TASK TO CARRY OUT. In the listing below, locate the lines that hold the string "安全文化建设包括了物质层". Copy those lines.

RECORDS FOR THIS EXERCISE.
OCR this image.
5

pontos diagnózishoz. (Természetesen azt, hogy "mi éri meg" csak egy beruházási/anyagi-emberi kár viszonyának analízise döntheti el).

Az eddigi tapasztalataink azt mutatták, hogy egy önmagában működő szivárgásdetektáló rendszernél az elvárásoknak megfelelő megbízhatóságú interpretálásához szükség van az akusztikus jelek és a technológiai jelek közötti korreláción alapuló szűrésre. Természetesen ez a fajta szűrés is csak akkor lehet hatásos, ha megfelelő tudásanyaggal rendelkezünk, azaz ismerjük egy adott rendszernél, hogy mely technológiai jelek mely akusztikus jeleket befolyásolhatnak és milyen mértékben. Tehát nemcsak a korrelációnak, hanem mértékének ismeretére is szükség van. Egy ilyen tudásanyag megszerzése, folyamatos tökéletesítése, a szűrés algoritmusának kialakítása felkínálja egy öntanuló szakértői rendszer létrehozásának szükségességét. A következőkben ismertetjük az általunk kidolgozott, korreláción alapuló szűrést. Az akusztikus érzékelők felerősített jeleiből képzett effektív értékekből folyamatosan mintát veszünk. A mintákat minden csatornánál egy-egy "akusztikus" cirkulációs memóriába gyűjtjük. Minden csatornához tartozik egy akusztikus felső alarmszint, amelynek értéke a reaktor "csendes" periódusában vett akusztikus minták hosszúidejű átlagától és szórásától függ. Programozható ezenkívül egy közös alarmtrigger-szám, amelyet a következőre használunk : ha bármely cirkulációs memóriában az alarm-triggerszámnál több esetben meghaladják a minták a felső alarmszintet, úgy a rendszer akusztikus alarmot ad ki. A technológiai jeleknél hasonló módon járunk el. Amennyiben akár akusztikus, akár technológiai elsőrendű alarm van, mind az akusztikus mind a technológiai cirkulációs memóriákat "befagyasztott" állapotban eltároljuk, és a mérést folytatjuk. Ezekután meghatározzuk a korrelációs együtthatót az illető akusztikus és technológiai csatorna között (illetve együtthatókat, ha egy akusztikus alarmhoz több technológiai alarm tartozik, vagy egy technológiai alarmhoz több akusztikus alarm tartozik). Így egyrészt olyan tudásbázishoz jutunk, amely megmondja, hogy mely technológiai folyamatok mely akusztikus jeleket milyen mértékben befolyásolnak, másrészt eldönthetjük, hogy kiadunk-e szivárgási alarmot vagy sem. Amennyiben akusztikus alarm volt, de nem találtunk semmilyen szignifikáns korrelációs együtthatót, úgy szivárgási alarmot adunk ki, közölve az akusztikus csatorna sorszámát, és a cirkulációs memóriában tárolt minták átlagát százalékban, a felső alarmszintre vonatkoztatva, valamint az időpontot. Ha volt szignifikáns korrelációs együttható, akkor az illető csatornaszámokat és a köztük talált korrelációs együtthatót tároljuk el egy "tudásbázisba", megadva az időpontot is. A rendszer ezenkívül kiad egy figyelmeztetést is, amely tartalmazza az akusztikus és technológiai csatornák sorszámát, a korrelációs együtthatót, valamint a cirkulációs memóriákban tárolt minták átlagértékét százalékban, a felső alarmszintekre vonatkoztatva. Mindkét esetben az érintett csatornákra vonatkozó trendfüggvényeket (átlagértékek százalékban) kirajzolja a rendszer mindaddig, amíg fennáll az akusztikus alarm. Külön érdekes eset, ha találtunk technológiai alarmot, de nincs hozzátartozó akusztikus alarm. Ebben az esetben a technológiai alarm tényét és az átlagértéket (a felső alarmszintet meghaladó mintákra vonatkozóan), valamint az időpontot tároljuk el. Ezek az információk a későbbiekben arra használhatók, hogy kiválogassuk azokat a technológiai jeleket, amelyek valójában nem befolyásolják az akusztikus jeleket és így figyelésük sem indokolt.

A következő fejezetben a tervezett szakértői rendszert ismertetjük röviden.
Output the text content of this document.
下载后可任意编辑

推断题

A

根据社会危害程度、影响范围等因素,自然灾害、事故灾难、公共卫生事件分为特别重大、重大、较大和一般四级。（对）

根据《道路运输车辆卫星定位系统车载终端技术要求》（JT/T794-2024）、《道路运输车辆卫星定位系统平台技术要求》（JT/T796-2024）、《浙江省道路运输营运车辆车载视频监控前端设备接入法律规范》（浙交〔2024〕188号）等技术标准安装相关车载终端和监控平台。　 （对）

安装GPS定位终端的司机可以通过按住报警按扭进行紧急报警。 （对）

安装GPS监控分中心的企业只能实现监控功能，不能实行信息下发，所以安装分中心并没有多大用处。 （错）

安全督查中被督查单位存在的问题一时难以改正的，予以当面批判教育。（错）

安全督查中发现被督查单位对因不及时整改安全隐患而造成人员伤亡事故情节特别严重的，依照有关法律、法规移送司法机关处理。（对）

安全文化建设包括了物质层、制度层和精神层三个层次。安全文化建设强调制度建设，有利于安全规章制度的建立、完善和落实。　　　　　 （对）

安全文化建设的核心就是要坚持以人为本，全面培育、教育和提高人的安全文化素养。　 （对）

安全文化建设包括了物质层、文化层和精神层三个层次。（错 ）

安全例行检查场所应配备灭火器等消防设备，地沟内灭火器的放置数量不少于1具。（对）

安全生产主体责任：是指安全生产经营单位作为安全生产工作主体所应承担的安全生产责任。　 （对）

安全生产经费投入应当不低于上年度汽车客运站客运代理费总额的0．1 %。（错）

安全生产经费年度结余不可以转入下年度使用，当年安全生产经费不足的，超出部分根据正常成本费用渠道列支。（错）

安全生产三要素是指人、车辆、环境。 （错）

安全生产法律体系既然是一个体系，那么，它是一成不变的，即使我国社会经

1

EXERCISE RESPONSE.
安全文化建设包括了物质层、制度层和精神层三个层次。安全文化建设强调制度建设，有利于安全规章制度的建立、完善和落实。　　　　　 （对）
安全文化建设包括了物质层、文化层和精神层三个层次。（错 ）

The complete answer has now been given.